>> start Source data

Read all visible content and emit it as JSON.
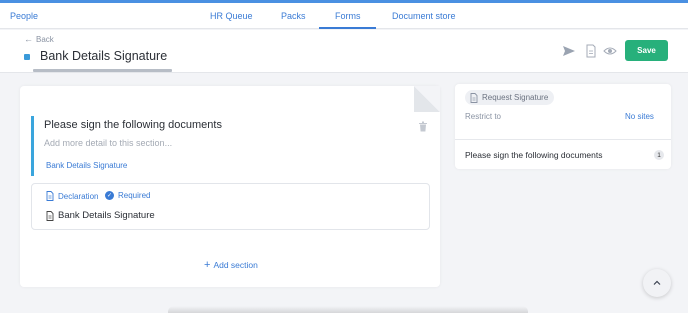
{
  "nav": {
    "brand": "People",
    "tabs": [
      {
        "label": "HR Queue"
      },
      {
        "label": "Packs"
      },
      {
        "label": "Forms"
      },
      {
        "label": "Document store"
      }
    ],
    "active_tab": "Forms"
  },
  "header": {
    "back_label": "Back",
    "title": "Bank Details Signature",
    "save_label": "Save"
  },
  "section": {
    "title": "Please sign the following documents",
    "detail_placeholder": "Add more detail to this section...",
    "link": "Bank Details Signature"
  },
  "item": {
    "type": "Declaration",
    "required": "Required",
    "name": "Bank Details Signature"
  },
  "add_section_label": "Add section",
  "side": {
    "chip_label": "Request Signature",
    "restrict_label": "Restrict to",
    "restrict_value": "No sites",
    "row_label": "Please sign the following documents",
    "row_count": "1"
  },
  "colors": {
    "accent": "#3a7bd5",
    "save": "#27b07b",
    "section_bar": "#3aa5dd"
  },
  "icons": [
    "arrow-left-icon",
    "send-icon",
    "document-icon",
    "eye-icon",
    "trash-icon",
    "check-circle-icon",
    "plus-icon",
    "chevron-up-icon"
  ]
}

>> end Source data

§ **Stated goal**
Extract each line holding the string "title".

§ **Task result**
    "title": "Bank Details Signature",
    "title": "Please sign the following documents",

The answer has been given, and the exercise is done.